What to work on: Set down the material below in full, matching it exactly.

Collected data entries
- - - - -

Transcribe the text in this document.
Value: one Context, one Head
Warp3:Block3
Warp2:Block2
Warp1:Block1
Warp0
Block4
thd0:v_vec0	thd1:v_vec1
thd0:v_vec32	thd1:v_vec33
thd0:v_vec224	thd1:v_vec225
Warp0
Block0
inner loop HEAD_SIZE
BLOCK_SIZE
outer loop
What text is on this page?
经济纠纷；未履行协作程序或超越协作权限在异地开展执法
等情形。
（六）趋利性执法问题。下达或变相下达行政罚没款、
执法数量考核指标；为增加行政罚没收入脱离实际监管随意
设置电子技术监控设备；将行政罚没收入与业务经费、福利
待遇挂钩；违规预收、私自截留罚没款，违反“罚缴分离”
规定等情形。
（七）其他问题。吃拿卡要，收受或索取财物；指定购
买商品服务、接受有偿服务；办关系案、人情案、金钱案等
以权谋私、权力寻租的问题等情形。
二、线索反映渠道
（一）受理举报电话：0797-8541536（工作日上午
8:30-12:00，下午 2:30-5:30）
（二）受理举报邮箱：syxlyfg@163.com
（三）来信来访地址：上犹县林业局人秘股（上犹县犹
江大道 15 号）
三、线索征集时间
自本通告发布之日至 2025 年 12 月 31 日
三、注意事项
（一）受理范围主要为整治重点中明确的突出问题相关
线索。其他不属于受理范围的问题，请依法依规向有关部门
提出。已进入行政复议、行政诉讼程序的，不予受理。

- - - - -

Completed exercise:
Transcribe the text in this document.
Value: one Context, one Head
Warp3:Block3
Warp2:Block2
Warp1:Block1
Warp0
Block4
thd0:v_vec0	thd1:v_vec1
thd0:v_vec32	thd1:v_vec33
thd0:v_vec224	thd1:v_vec225
Warp0
Block0
inner loop HEAD_SIZE
BLOCK_SIZE
outer loop
What text is on this page?
经济纠纷；未履行协作程序或超越协作权限在异地开展执法
等情形。
（六）趋利性执法问题。下达或变相下达行政罚没款、
执法数量考核指标；为增加行政罚没收入脱离实际监管随意
设置电子技术监控设备；将行政罚没收入与业务经费、福利
待遇挂钩；违规预收、私自截留罚没款，违反“罚缴分离”
规定等情形。
（七）其他问题。吃拿卡要，收受或索取财物；指定购
买商品服务、接受有偿服务；办关系案、人情案、金钱案等
以权谋私、权力寻租的问题等情形。
二、线索反映渠道
（一）受理举报电话：0797-8541536（工作日上午
8:30-12:00，下午 2:30-5:30）
（二）受理举报邮箱：syxlyfg@163.com
（三）来信来访地址：上犹县林业局人秘股（上犹县犹
江大道 15 号）
三、线索征集时间
自本通告发布之日至 2025 年 12 月 31 日
三、注意事项
（一）受理范围主要为整治重点中明确的突出问题相关
线索。其他不属于受理范围的问题，请依法依规向有关部门
提出。已进入行政复议、行政诉讼程序的，不予受理。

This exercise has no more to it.